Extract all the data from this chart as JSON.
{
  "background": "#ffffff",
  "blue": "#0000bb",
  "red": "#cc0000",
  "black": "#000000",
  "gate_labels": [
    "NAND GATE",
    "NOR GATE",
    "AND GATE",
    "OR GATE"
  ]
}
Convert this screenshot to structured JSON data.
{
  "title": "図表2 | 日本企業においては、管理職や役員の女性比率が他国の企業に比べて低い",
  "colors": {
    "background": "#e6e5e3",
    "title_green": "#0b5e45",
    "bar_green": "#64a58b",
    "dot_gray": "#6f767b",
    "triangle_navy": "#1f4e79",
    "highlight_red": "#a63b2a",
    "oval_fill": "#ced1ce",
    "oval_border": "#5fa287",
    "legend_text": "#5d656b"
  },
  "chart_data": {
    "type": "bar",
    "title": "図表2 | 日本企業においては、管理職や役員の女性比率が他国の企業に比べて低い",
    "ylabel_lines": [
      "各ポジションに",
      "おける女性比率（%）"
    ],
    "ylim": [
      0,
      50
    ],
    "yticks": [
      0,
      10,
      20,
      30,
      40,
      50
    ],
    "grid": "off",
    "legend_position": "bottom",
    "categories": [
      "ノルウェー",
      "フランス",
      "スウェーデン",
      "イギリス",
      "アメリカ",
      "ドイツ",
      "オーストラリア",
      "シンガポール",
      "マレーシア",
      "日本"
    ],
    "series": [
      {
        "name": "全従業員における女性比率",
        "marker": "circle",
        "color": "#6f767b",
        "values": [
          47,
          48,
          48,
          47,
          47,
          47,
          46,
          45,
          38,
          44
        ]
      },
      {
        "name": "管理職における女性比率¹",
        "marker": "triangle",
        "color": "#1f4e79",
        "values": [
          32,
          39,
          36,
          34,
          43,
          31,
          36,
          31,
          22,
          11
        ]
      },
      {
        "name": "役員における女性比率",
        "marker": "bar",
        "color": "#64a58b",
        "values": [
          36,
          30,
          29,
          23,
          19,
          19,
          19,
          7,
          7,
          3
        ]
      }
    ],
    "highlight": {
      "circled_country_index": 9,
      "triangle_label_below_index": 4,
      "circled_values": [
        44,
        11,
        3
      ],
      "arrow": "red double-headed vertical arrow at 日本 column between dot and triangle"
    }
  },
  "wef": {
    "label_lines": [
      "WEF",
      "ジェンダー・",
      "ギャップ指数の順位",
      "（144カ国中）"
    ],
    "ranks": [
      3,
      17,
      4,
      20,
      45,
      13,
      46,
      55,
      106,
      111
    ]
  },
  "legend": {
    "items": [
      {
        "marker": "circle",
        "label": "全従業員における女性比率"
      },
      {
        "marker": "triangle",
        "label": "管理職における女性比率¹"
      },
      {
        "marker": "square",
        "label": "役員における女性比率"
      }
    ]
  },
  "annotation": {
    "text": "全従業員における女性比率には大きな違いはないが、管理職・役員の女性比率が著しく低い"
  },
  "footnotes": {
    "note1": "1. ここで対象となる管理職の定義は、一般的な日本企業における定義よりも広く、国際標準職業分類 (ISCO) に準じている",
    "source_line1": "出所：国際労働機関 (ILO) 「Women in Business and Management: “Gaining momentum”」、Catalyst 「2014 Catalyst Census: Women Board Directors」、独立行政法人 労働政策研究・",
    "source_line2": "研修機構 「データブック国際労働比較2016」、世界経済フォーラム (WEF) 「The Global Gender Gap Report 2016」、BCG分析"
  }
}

--

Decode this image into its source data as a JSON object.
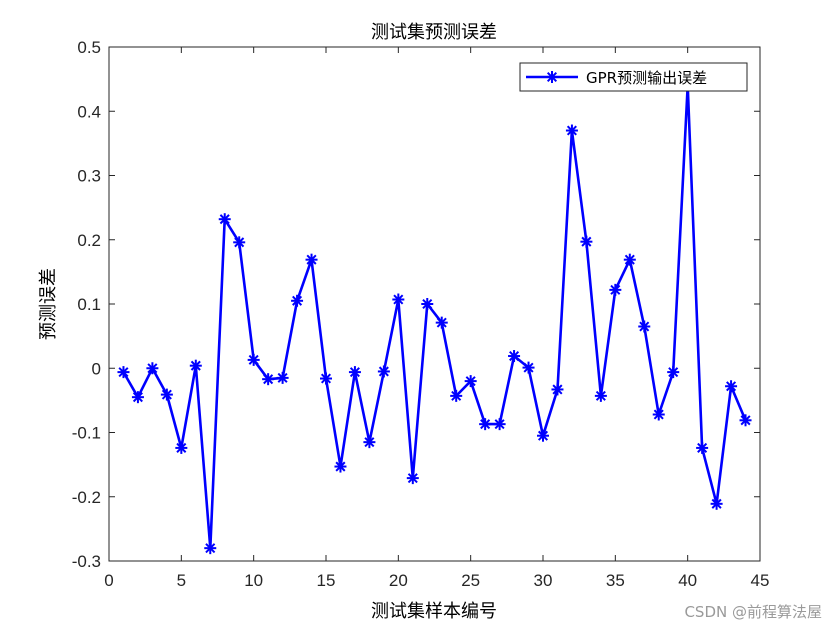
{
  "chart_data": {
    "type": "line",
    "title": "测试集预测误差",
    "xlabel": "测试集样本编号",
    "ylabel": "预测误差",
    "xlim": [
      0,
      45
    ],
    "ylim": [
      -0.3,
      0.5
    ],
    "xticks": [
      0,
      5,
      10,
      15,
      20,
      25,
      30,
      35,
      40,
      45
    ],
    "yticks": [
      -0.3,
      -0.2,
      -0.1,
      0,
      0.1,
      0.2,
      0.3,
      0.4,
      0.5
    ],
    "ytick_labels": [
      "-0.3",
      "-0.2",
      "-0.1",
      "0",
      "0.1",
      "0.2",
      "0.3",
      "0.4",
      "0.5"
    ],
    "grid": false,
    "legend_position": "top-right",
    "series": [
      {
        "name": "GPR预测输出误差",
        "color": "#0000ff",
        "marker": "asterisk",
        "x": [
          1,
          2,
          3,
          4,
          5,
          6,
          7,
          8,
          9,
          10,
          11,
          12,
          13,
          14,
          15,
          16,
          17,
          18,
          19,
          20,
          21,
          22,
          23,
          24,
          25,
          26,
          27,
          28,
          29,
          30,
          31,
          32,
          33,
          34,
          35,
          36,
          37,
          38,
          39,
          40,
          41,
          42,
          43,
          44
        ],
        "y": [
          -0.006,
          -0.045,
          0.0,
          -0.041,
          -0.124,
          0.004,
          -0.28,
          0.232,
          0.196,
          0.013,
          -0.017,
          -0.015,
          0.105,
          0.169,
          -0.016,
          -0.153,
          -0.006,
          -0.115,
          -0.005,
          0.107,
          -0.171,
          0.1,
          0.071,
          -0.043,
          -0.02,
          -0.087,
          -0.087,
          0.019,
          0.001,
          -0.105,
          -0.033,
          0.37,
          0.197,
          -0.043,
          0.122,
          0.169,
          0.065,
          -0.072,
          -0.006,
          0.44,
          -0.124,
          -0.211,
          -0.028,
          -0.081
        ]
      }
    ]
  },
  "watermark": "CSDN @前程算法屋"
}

* Written exercise *
Look through the entries above; copy each line where the string "JSON" appears.

* Full output *
Extract all the data from this chart as JSON.
Convert this screenshot to structured JSON data.
Decode this image into its source data as a JSON object.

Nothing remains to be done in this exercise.